▶ _SET TASK_
Every entry must be given again exactly.

▶ _EXTRACTED INFORMATION_
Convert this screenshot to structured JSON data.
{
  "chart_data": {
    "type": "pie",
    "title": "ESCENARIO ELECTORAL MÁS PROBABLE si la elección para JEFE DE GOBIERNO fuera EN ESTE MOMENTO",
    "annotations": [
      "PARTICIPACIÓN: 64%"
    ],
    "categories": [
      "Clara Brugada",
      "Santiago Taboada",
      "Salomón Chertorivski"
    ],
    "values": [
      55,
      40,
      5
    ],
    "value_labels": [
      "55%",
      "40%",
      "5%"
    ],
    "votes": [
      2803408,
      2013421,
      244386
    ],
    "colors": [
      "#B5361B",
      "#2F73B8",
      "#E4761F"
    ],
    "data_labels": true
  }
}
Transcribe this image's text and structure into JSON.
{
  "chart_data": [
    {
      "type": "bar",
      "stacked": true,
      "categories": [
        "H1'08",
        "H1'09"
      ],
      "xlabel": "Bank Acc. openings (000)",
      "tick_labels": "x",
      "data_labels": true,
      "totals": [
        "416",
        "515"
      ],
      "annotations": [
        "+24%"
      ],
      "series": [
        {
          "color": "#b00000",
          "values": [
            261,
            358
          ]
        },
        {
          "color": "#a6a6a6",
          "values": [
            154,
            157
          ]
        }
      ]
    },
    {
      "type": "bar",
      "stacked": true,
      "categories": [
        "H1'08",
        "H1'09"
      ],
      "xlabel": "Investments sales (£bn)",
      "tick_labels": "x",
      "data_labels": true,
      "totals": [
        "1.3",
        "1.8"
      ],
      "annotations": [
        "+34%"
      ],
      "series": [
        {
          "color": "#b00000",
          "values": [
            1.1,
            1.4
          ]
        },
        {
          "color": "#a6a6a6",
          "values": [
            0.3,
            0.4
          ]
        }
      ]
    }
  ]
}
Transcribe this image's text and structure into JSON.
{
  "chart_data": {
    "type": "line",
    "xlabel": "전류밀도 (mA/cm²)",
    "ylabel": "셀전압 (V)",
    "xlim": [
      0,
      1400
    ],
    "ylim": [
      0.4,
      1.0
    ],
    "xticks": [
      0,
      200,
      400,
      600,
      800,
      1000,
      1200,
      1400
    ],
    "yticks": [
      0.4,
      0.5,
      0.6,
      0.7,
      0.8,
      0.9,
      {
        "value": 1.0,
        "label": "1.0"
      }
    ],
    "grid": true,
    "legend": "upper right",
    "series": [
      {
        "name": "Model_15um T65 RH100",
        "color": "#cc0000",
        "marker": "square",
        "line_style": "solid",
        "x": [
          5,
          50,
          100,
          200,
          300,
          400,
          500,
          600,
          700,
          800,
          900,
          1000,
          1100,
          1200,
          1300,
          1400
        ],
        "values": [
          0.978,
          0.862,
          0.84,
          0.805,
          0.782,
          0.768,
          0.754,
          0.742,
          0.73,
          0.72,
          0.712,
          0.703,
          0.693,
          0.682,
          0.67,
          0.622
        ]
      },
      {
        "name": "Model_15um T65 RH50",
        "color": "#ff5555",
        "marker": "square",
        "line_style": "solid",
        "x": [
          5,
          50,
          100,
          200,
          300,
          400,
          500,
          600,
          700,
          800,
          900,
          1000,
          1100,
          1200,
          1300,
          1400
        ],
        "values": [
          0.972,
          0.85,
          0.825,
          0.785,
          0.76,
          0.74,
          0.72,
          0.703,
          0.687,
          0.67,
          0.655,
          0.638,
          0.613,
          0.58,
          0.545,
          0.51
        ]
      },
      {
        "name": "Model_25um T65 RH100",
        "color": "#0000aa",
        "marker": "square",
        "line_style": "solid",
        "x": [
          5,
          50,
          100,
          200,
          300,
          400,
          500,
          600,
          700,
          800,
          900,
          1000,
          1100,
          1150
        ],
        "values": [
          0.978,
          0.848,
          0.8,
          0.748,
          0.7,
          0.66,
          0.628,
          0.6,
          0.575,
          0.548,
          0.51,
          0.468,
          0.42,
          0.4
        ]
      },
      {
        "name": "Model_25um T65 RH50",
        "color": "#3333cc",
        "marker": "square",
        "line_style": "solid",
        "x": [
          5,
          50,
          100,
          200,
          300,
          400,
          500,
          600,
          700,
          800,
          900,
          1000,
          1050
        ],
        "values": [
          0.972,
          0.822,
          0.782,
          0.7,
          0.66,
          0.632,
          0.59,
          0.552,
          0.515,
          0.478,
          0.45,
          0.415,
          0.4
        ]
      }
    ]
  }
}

▶ _REPLY_
Convert this screenshot to structured JSON data.
{
  "chart_data": {
    "type": "pie",
    "title": "ESCENARIO ELECTORAL MÁS PROBABLE si la elección para JEFE DE GOBIERNO fuera EN ESTE MOMENTO",
    "annotations": [
      "PARTICIPACIÓN: 64%"
    ],
    "categories": [
      "Clara Brugada",
      "Santiago Taboada",
      "Salomón Chertorivski"
    ],
    "values": [
      55,
      40,
      5
    ],
    "value_labels": [
      "55%",
      "40%",
      "5%"
    ],
    "votes": [
      2803408,
      2013421,
      244386
    ],
    "colors": [
      "#B5361B",
      "#2F73B8",
      "#E4761F"
    ],
    "data_labels": true
  }
}
Transcribe this image's text and structure into JSON.
{
  "chart_data": [
    {
      "type": "bar",
      "stacked": true,
      "categories": [
        "H1'08",
        "H1'09"
      ],
      "xlabel": "Bank Acc. openings (000)",
      "tick_labels": "x",
      "data_labels": true,
      "totals": [
        "416",
        "515"
      ],
      "annotations": [
        "+24%"
      ],
      "series": [
        {
          "color": "#b00000",
          "values": [
            261,
            358
          ]
        },
        {
          "color": "#a6a6a6",
          "values": [
            154,
            157
          ]
        }
      ]
    },
    {
      "type": "bar",
      "stacked": true,
      "categories": [
        "H1'08",
        "H1'09"
      ],
      "xlabel": "Investments sales (£bn)",
      "tick_labels": "x",
      "data_labels": true,
      "totals": [
        "1.3",
        "1.8"
      ],
      "annotations": [
        "+34%"
      ],
      "series": [
        {
          "color": "#b00000",
          "values": [
            1.1,
            1.4
          ]
        },
        {
          "color": "#a6a6a6",
          "values": [
            0.3,
            0.4
          ]
        }
      ]
    }
  ]
}
Transcribe this image's text and structure into JSON.
{
  "chart_data": {
    "type": "line",
    "xlabel": "전류밀도 (mA/cm²)",
    "ylabel": "셀전압 (V)",
    "xlim": [
      0,
      1400
    ],
    "ylim": [
      0.4,
      1.0
    ],
    "xticks": [
      0,
      200,
      400,
      600,
      800,
      1000,
      1200,
      1400
    ],
    "yticks": [
      0.4,
      0.5,
      0.6,
      0.7,
      0.8,
      0.9,
      {
        "value": 1.0,
        "label": "1.0"
      }
    ],
    "grid": true,
    "legend": "upper right",
    "series": [
      {
        "name": "Model_15um T65 RH100",
        "color": "#cc0000",
        "marker": "square",
        "line_style": "solid",
        "x": [
          5,
          50,
          100,
          200,
          300,
          400,
          500,
          600,
          700,
          800,
          900,
          1000,
          1100,
          1200,
          1300,
          1400
        ],
        "values": [
          0.978,
          0.862,
          0.84,
          0.805,
          0.782,
          0.768,
          0.754,
          0.742,
          0.73,
          0.72,
          0.712,
          0.703,
          0.693,
          0.682,
          0.67,
          0.622
        ]
      },
      {
        "name": "Model_15um T65 RH50",
        "color": "#ff5555",
        "marker": "square",
        "line_style": "solid",
        "x": [
          5,
          50,
          100,
          200,
          300,
          400,
          500,
          600,
          700,
          800,
          900,
          1000,
          1100,
          1200,
          1300,
          1400
        ],
        "values": [
          0.972,
          0.85,
          0.825,
          0.785,
          0.76,
          0.74,
          0.72,
          0.703,
          0.687,
          0.67,
          0.655,
          0.638,
          0.613,
          0.58,
          0.545,
          0.51
        ]
      },
      {
        "name": "Model_25um T65 RH100",
        "color": "#0000aa",
        "marker": "square",
        "line_style": "solid",
        "x": [
          5,
          50,
          100,
          200,
          300,
          400,
          500,
          600,
          700,
          800,
          900,
          1000,
          1100,
          1150
        ],
        "values": [
          0.978,
          0.848,
          0.8,
          0.748,
          0.7,
          0.66,
          0.628,
          0.6,
          0.575,
          0.548,
          0.51,
          0.468,
          0.42,
          0.4
        ]
      },
      {
        "name": "Model_25um T65 RH50",
        "color": "#3333cc",
        "marker": "square",
        "line_style": "solid",
        "x": [
          5,
          50,
          100,
          200,
          300,
          400,
          500,
          600,
          700,
          800,
          900,
          1000,
          1050
        ],
        "values": [
          0.972,
          0.822,
          0.782,
          0.7,
          0.66,
          0.632,
          0.59,
          0.552,
          0.515,
          0.478,
          0.45,
          0.415,
          0.4
        ]
      }
    ]
  }
}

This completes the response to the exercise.